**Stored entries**
_ _ _ _ _
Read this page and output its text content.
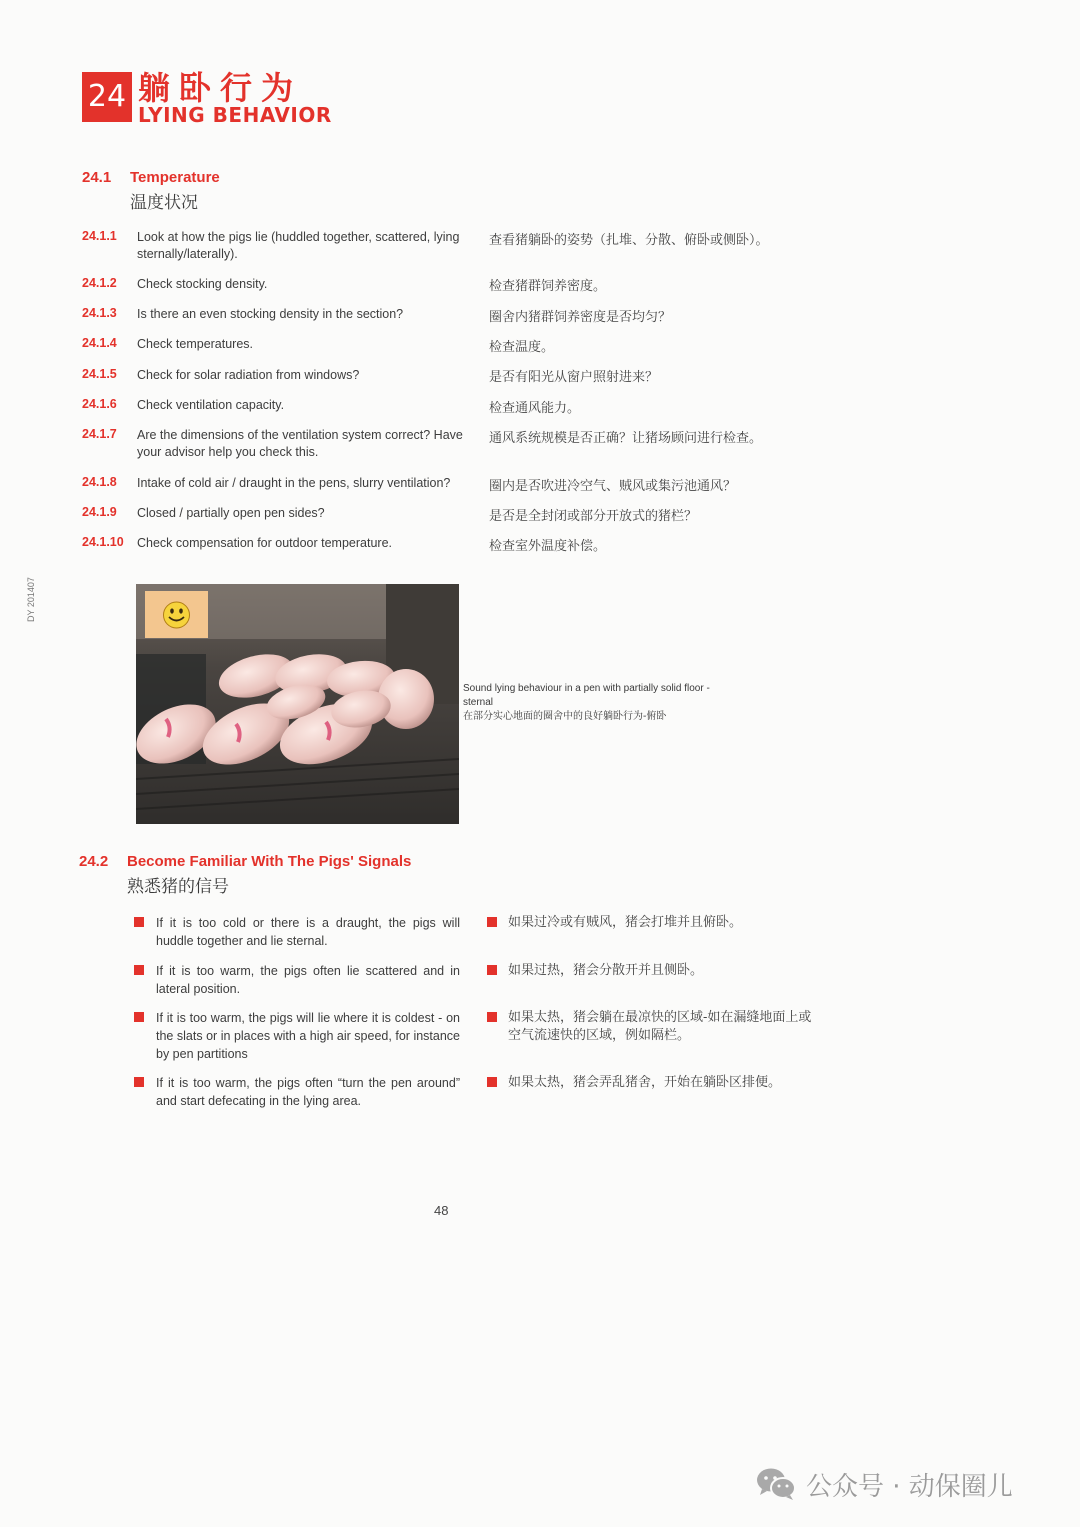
DY 201407
24 躺卧行为
LYING BEHAVIOR
24.1 Temperature
温度状况
24.1.1 Look at how the pigs lie (huddled together, scattered, lying sternally/laterally).
查看猪躺卧的姿势（扎堆、分散、俯卧或侧卧）。
24.1.2 Check stocking density.	检查猪群饲养密度。
24.1.3 Is there an even stocking density in the section?	圈舍内猪群饲养密度是否均匀？
24.1.4 Check temperatures.	检查温度。
24.1.5 Check for solar radiation from windows?	是否有阳光从窗户照射进来？
24.1.6 Check ventilation capacity.	检查通风能力。
24.1.7 Are the dimensions of the ventilation system correct? Have your advisor help you check this.
通风系统规模是否正确？让猪场顾问进行检查。
24.1.8 Intake of cold air / draught in the pens, slurry ventilation?	圈内是否吹进冷空气、贼风或集污池通风？
24.1.9 Closed / partially open pen sides?	是否是全封闭或部分开放式的猪栏？
24.1.10 Check compensation for outdoor temperature.	检查室外温度补偿。
Sound lying behaviour in a pen with partially solid floor - sternal
在部分实心地面的圈舍中的良好躺卧行为-俯卧
24.2 Become Familiar With The Pigs' Signals
熟悉猪的信号
If it is too cold or there is a draught, the pigs will huddle together and lie sternal.
如果过冷或有贼风，猪会打堆并且俯卧。
If it is too warm, the pigs often lie scattered and in lateral position.
如果过热，猪会分散开并且侧卧。
If it is too warm, the pigs will lie where it is coldest - on the slats or in places with a high air speed, for instance by pen partitions
如果太热，猪会躺在最凉快的区域-如在漏缝地面上或空气流速快的区域，例如隔栏。
If it is too warm, the pigs often “turn the pen around” and start defecating in the lying area.
如果太热，猪会弄乱猪舍，开始在躺卧区排便。
48
公众号 · 动保圈儿
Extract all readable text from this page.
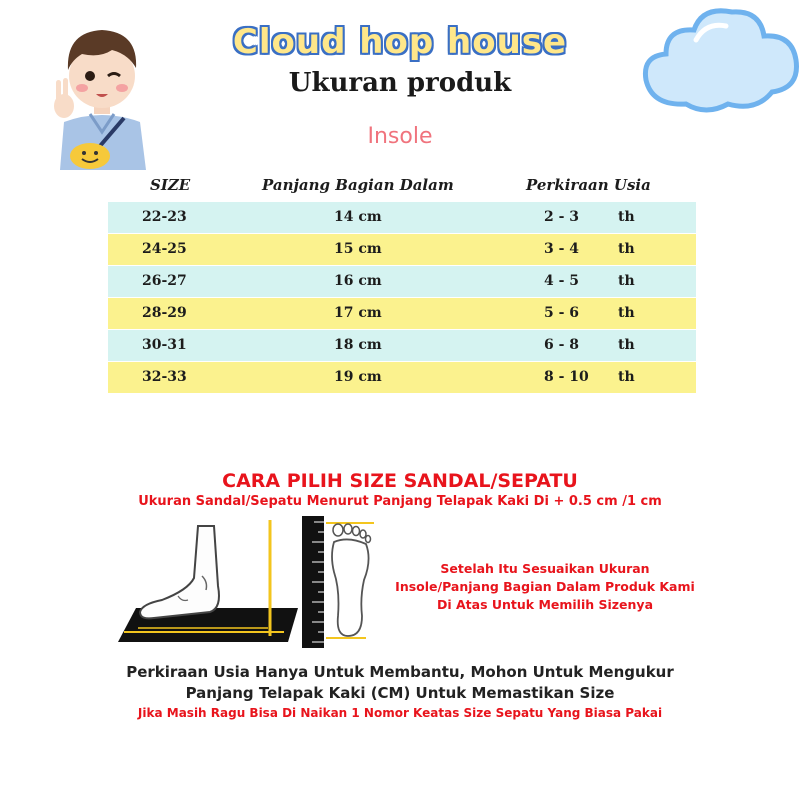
Cloud hop house
Ukuran produk
Insole
SIZE	Panjang Bagian Dalam	Perkiraan Usia
22-23	14 cm	2 - 3	th
24-25	15 cm	3 - 4	th
26-27	16 cm	4 - 5	th
28-29	17 cm	5 - 6	th
30-31	18 cm	6 - 8	th
32-33	19 cm	8 - 10 th
CARA PILIH SIZE SANDAL/SEPATU
Ukuran Sandal/Sepatu Menurut Panjang Telapak Kaki Di + 0.5 cm /1 cm
Setelah Itu Sesuaikan Ukuran
Insole/Panjang Bagian Dalam Produk Kami
Di Atas Untuk Memilih Sizenya
Perkiraan Usia Hanya Untuk Membantu, Mohon Untuk Mengukur
Panjang Telapak Kaki (CM) Untuk Memastikan Size
Jika Masih Ragu Bisa Di Naikan 1 Nomor Keatas Size Sepatu Yang Biasa Pakai
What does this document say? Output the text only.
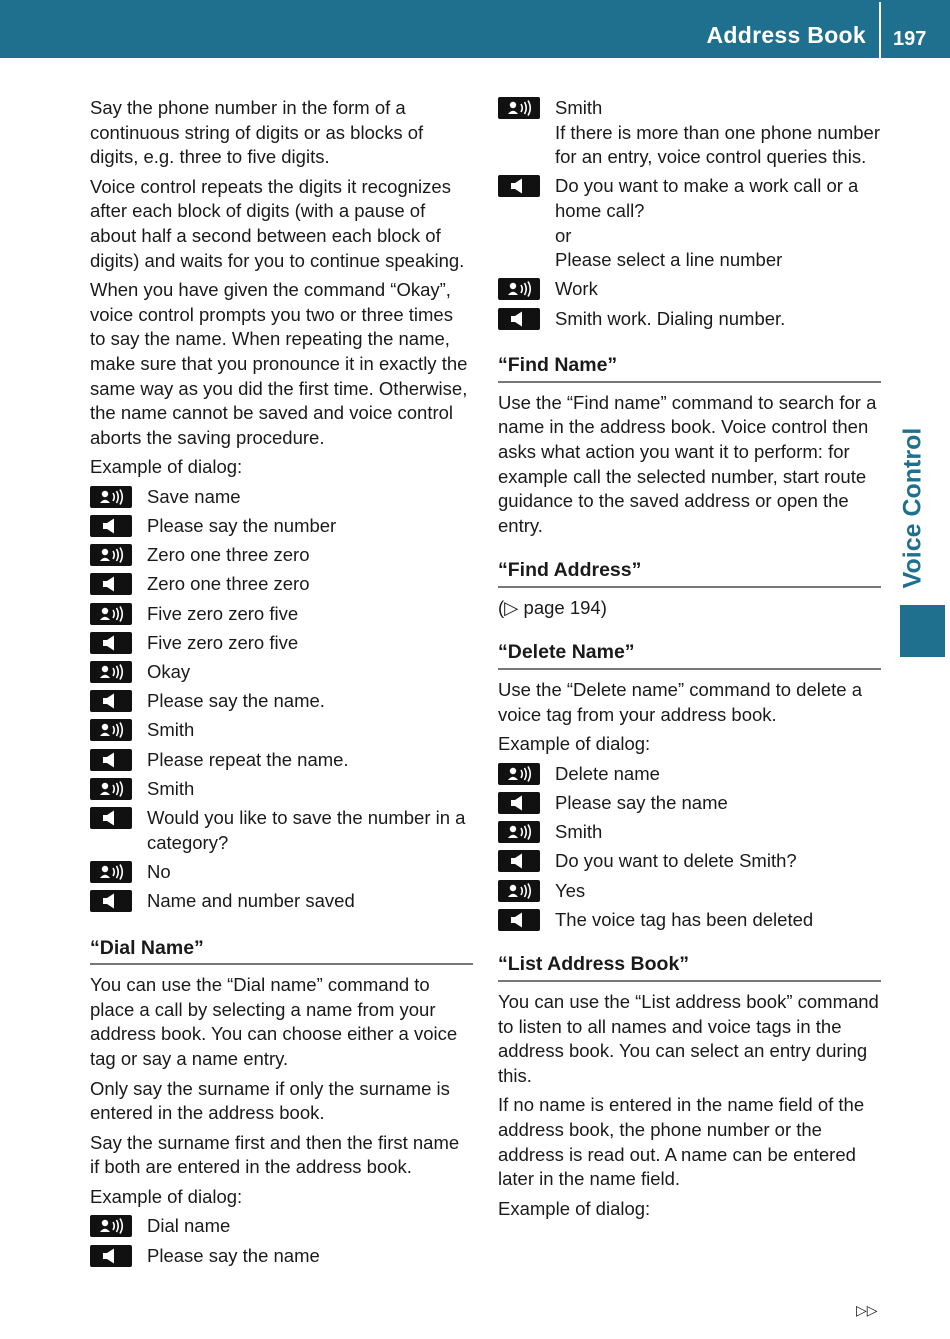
Address Book 197
Voice Control

Say the phone number in the form of a continuous string of digits or as blocks of digits, e.g. three to five digits.

Voice control repeats the digits it recognizes after each block of digits (with a pause of about half a second between each block of digits) and waits for you to continue speaking.

When you have given the command “Okay”, voice control prompts you two or three times to say the name. When repeating the name, make sure that you pronounce it in exactly the same way as you did the first time. Otherwise, the name cannot be saved and voice control aborts the saving procedure.

Example of dialog:

Save name
Please say the number
Zero one three zero
Zero one three zero
Five zero zero five
Five zero zero five
Okay
Please say the name.
Smith
Please repeat the name.
Smith
Would you like to save the number in a category?
No
Name and number saved
“Dial Name”

You can use the “Dial name” command to place a call by selecting a name from your address book. You can choose either a voice tag or say a name entry.

Only say the surname if only the surname is entered in the address book.

Say the surname first and then the first name if both are entered in the address book.

Example of dialog:

Dial name
Please say the name
Smith
If there is more than one phone number for an entry, voice control queries this.
Do you want to make a work call or a home call?
or
Please select a line number
Work
Smith work. Dialing number.
“Find Name”

Use the “Find name” command to search for a name in the address book. Voice control then asks what action you want it to perform: for example call the selected number, start route guidance to the saved address or open the entry.

“Find Address”

(▷ page 194)

“Delete Name”

Use the “Delete name” command to delete a voice tag from your address book.

Example of dialog:

Delete name
Please say the name
Smith
Do you want to delete Smith?
Yes
The voice tag has been deleted
“List Address Book”

You can use the “List address book” command to listen to all names and voice tags in the address book. You can select an entry during this.

If no name is entered in the name field of the address book, the phone number or the address is read out. A name can be entered later in the name field.

Example of dialog:

▷▷
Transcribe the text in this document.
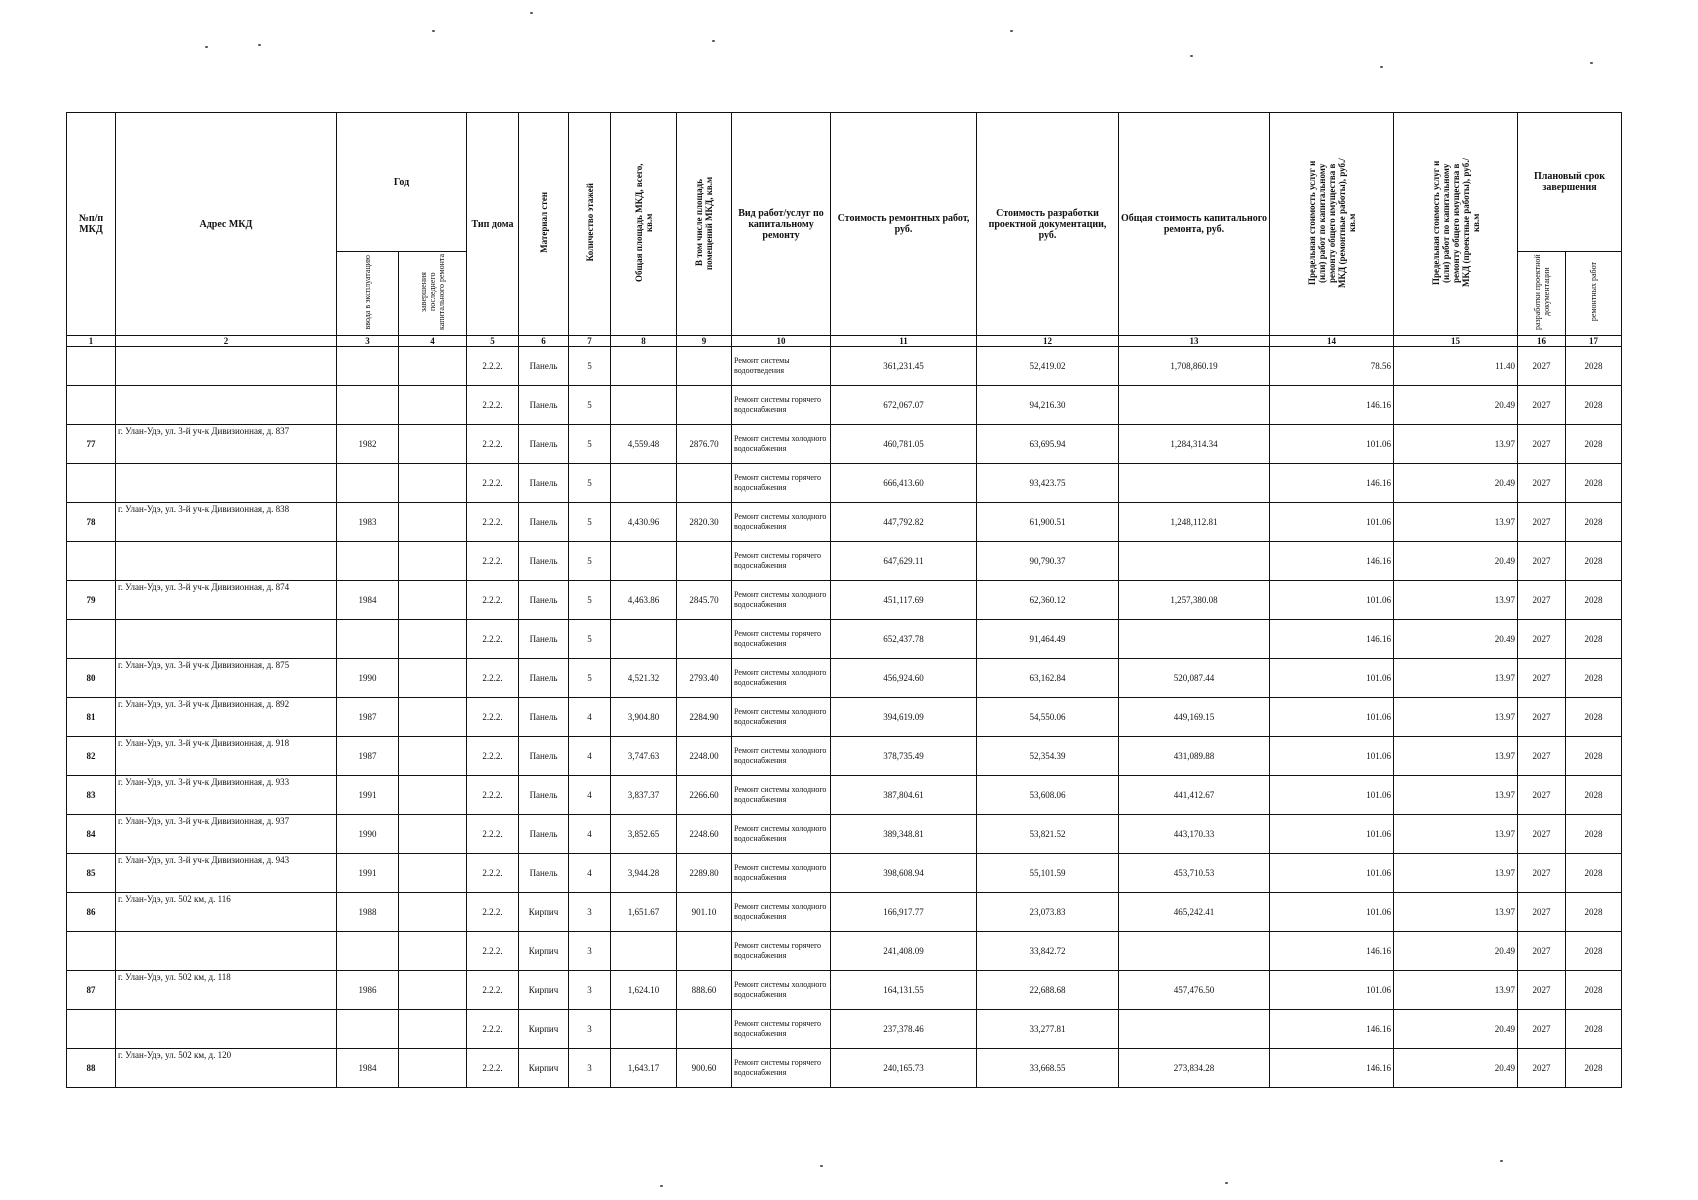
№п/п МКД	Адрес МКД	Год		Тип дома	Материал стен	Количество этажей	Общая площадь МКД, всего, кв.м	В том числе площадь помещений МКД, кв.м	Вид работ/услуг по капитальному ремонту	Стоимость ремонтных работ, руб.	Стоимость разработки проектной документации, руб.	Общая стоимость капитального ремонта, руб.	Предельная стоимость услуг и (или) работ по капитальному ремонту общего имущества в МКД (ремонтные работы), руб./кв.м	Предельная стоимость услуг и (или) работ по капитальному ремонту общего имущества в МКД (проектные работы), руб./кв.м	Плановый срок завершения	
		ввода в эксплуатацию	завершения последнего капитального ремонта												разработки проектной документации	ремонтных работ
1	2	3	4	5	6	7	8	9	10	11	12	13	14	15	16	17
				2.2.2.	Панель	5			Ремонт системы водоотведения	361,231.45	52,419.02	1,708,860.19	78.56	11.40	2027	2028
				2.2.2.	Панель	5			Ремонт системы горячего водоснабжения	672,067.07	94,216.30		146.16	20.49	2027	2028
77	г. Улан-Удэ, ул. 3-й уч-к Дивизионная, д. 837	1982		2.2.2.	Панель	5	4,559.48	2876.70	Ремонт системы холодного водоснабжения	460,781.05	63,695.94	1,284,314.34	101.06	13.97	2027	2028
				2.2.2.	Панель	5			Ремонт системы горячего водоснабжения	666,413.60	93,423.75		146.16	20.49	2027	2028
78	г. Улан-Удэ, ул. 3-й уч-к Дивизионная, д. 838	1983		2.2.2.	Панель	5	4,430.96	2820.30	Ремонт системы холодного водоснабжения	447,792.82	61,900.51	1,248,112.81	101.06	13.97	2027	2028
				2.2.2.	Панель	5			Ремонт системы горячего водоснабжения	647,629.11	90,790.37		146.16	20.49	2027	2028
79	г. Улан-Удэ, ул. 3-й уч-к Дивизионная, д. 874	1984		2.2.2.	Панель	5	4,463.86	2845.70	Ремонт системы холодного водоснабжения	451,117.69	62,360.12	1,257,380.08	101.06	13.97	2027	2028
				2.2.2.	Панель	5			Ремонт системы горячего водоснабжения	652,437.78	91,464.49		146.16	20.49	2027	2028
80	г. Улан-Удэ, ул. 3-й уч-к Дивизионная, д. 875	1990		2.2.2.	Панель	5	4,521.32	2793.40	Ремонт системы холодного водоснабжения	456,924.60	63,162.84	520,087.44	101.06	13.97	2027	2028
81	г. Улан-Удэ, ул. 3-й уч-к Дивизионная, д. 892	1987		2.2.2.	Панель	4	3,904.80	2284.90	Ремонт системы холодного водоснабжения	394,619.09	54,550.06	449,169.15	101.06	13.97	2027	2028
82	г. Улан-Удэ, ул. 3-й уч-к Дивизионная, д. 918	1987		2.2.2.	Панель	4	3,747.63	2248.00	Ремонт системы холодного водоснабжения	378,735.49	52,354.39	431,089.88	101.06	13.97	2027	2028
83	г. Улан-Удэ, ул. 3-й уч-к Дивизионная, д. 933	1991		2.2.2.	Панель	4	3,837.37	2266.60	Ремонт системы холодного водоснабжения	387,804.61	53,608.06	441,412.67	101.06	13.97	2027	2028
84	г. Улан-Удэ, ул. 3-й уч-к Дивизионная, д. 937	1990		2.2.2.	Панель	4	3,852.65	2248.60	Ремонт системы холодного водоснабжения	389,348.81	53,821.52	443,170.33	101.06	13.97	2027	2028
85	г. Улан-Удэ, ул. 3-й уч-к Дивизионная, д. 943	1991		2.2.2.	Панель	4	3,944.28	2289.80	Ремонт системы холодного водоснабжения	398,608.94	55,101.59	453,710.53	101.06	13.97	2027	2028
86	г. Улан-Удэ, ул. 502 км, д. 116	1988		2.2.2.	Кирпич	3	1,651.67	901.10	Ремонт системы холодного водоснабжения	166,917.77	23,073.83	465,242.41	101.06	13.97	2027	2028
				2.2.2.	Кирпич	3			Ремонт системы горячего водоснабжения	241,408.09	33,842.72		146.16	20.49	2027	2028
87	г. Улан-Удэ, ул. 502 км, д. 118	1986		2.2.2.	Кирпич	3	1,624.10	888.60	Ремонт системы холодного водоснабжения	164,131.55	22,688.68	457,476.50	101.06	13.97	2027	2028
				2.2.2.	Кирпич	3			Ремонт системы горячего водоснабжения	237,378.46	33,277.81		146.16	20.49	2027	2028
88	г. Улан-Удэ, ул. 502 км, д. 120	1984		2.2.2.	Кирпич	3	1,643.17	900.60	Ремонт системы горячего водоснабжения	240,165.73	33,668.55	273,834.28	146.16	20.49	2027	2028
_ _ _ _ _
Every line above that contains the word "如果太热" should be reported.

如果太热，猪会躺在最凉快的区域-如在漏缝地面上或空气流速快的区域，例如隔栏。
如果太热，猪会弄乱猪舍，开始在躺卧区排便。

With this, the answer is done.